Exercise aim:
Return every line of the data below that includes the string "band".

## BEGIN Data shown

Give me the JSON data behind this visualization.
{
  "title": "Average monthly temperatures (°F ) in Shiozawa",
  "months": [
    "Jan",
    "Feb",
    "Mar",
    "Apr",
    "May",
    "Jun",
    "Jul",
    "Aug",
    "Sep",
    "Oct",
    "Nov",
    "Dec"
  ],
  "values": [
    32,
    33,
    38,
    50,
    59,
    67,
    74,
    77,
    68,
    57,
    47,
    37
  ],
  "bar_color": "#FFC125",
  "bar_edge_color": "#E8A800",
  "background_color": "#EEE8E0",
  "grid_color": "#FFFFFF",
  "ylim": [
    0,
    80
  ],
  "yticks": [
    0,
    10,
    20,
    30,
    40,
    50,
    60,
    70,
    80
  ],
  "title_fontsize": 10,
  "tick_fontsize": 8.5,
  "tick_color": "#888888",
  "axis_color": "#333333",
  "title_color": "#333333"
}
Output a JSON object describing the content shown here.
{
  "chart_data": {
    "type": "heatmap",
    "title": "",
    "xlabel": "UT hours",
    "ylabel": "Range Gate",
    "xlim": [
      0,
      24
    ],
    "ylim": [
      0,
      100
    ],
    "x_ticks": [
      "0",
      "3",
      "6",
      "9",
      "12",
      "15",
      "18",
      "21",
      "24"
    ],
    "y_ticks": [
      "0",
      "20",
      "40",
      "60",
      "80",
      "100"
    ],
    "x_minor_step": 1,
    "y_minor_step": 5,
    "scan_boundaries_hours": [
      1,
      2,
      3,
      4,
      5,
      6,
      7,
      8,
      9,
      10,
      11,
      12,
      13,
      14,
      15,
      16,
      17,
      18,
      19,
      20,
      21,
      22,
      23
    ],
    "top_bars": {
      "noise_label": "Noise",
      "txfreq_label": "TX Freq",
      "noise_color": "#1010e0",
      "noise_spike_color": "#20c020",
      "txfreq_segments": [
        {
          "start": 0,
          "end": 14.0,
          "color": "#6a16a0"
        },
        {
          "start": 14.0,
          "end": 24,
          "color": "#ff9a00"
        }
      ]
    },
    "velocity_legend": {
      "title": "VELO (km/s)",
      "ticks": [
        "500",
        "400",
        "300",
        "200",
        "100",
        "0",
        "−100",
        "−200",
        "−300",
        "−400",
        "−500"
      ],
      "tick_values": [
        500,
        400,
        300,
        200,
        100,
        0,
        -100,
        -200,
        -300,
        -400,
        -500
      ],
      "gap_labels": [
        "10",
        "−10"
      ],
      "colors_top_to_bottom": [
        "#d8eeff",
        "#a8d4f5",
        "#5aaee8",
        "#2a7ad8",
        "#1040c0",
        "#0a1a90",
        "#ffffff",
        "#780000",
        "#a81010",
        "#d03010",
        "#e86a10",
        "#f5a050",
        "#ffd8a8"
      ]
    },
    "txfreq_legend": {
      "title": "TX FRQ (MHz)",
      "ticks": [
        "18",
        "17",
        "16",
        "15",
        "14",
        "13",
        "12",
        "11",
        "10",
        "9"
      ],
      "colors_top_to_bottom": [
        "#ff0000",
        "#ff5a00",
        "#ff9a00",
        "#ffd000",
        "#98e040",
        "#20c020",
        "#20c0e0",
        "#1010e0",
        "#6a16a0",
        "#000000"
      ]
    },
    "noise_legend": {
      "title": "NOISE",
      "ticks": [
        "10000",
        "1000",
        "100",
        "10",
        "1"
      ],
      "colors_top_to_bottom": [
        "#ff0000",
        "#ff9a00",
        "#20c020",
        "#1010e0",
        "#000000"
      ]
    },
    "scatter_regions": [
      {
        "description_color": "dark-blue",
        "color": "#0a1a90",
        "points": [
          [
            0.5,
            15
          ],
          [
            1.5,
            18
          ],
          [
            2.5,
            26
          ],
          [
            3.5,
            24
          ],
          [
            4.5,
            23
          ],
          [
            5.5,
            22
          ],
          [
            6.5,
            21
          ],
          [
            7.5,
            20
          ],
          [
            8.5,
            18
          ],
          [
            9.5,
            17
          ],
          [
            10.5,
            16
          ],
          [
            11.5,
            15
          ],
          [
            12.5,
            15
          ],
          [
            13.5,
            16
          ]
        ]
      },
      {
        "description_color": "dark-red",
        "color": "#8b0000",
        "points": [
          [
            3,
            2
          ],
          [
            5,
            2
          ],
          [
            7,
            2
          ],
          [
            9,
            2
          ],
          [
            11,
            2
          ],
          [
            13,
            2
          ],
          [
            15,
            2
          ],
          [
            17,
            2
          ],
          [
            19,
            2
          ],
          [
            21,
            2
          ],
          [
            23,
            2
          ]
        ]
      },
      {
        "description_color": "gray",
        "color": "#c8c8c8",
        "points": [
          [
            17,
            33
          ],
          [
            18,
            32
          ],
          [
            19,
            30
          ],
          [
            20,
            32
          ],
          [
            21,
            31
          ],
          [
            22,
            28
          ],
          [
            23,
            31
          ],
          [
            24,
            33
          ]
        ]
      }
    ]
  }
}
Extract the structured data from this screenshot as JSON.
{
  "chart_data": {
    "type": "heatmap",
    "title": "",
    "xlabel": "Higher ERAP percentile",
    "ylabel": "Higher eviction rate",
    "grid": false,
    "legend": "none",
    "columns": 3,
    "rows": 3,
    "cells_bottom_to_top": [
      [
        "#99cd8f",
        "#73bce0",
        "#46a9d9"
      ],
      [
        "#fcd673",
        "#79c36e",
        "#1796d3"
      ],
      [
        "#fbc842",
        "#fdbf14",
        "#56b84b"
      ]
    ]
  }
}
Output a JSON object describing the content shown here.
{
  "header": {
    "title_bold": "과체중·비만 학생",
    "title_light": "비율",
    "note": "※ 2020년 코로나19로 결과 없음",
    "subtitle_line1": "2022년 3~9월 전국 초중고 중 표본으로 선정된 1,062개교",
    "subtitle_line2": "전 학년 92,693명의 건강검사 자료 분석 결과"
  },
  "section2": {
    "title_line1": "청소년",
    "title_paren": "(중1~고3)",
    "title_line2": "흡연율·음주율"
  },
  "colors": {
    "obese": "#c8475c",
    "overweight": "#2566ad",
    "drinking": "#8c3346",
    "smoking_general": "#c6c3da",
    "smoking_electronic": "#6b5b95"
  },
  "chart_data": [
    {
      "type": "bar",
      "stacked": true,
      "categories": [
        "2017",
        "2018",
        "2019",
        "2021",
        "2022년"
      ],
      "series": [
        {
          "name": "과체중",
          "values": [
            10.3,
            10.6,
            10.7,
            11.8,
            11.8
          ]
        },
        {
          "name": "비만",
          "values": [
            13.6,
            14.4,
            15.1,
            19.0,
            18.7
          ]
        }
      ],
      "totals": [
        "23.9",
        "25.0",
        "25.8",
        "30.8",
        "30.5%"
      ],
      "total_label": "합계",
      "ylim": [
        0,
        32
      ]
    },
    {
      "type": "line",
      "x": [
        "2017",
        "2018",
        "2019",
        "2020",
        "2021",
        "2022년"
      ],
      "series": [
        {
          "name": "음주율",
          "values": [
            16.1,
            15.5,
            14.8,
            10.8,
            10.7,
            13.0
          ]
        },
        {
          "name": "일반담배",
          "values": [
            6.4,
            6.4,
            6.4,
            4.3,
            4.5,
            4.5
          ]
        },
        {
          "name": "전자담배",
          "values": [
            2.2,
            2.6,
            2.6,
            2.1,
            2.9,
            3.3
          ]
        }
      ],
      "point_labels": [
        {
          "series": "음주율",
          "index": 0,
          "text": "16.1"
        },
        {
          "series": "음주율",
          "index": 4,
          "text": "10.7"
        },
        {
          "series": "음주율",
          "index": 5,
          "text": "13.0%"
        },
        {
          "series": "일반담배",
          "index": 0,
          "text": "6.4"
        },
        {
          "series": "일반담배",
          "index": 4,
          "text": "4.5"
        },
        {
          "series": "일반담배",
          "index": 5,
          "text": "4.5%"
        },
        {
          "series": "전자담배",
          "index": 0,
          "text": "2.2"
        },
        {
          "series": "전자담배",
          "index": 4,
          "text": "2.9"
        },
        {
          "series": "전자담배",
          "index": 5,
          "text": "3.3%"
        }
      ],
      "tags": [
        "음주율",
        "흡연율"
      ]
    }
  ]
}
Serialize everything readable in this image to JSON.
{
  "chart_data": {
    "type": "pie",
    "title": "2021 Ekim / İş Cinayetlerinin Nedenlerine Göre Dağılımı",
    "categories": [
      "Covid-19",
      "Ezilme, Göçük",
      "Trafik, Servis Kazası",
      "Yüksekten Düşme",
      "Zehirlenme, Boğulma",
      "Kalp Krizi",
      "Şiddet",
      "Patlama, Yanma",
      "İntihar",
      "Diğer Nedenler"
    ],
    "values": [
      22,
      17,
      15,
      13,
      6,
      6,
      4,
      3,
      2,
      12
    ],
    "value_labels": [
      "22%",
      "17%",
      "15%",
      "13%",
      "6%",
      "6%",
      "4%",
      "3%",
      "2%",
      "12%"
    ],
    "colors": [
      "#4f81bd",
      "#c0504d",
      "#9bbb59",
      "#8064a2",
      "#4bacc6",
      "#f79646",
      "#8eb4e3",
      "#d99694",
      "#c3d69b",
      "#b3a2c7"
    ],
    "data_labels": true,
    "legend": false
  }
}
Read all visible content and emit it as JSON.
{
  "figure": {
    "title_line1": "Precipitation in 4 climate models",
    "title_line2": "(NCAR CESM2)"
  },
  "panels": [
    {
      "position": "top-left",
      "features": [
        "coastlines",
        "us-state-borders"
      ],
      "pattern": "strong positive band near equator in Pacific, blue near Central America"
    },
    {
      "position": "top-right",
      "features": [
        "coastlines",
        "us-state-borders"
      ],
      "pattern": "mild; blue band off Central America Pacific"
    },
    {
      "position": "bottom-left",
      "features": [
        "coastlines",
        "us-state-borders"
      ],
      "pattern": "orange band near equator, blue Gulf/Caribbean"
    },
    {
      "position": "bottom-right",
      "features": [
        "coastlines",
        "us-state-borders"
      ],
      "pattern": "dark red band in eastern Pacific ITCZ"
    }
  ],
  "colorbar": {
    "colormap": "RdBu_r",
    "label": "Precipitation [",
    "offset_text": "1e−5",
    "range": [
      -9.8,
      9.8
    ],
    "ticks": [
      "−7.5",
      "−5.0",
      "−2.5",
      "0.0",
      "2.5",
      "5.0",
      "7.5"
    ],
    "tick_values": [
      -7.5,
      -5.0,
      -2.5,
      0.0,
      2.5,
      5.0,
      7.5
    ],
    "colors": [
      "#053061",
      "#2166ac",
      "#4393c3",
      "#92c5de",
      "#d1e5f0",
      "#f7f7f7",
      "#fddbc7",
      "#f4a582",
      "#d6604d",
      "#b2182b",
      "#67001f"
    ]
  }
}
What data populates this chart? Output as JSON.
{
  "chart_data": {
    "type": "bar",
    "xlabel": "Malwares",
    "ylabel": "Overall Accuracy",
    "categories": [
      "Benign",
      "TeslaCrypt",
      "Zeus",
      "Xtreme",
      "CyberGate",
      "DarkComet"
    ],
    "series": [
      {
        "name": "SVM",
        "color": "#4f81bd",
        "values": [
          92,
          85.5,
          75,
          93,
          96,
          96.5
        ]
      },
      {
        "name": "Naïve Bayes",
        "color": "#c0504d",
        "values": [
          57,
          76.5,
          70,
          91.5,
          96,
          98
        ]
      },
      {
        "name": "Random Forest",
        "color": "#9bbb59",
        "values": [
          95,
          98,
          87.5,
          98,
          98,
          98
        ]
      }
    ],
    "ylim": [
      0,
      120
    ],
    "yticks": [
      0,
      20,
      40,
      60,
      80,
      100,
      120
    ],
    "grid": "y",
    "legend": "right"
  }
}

## END Data shown

Full solution:
      "pattern": "strong positive band near equator in Pacific, blue near Central America"
      "pattern": "mild; blue band off Central America Pacific"
      "pattern": "orange band near equator, blue Gulf/Caribbean"
      "pattern": "dark red band in eastern Pacific ITCZ"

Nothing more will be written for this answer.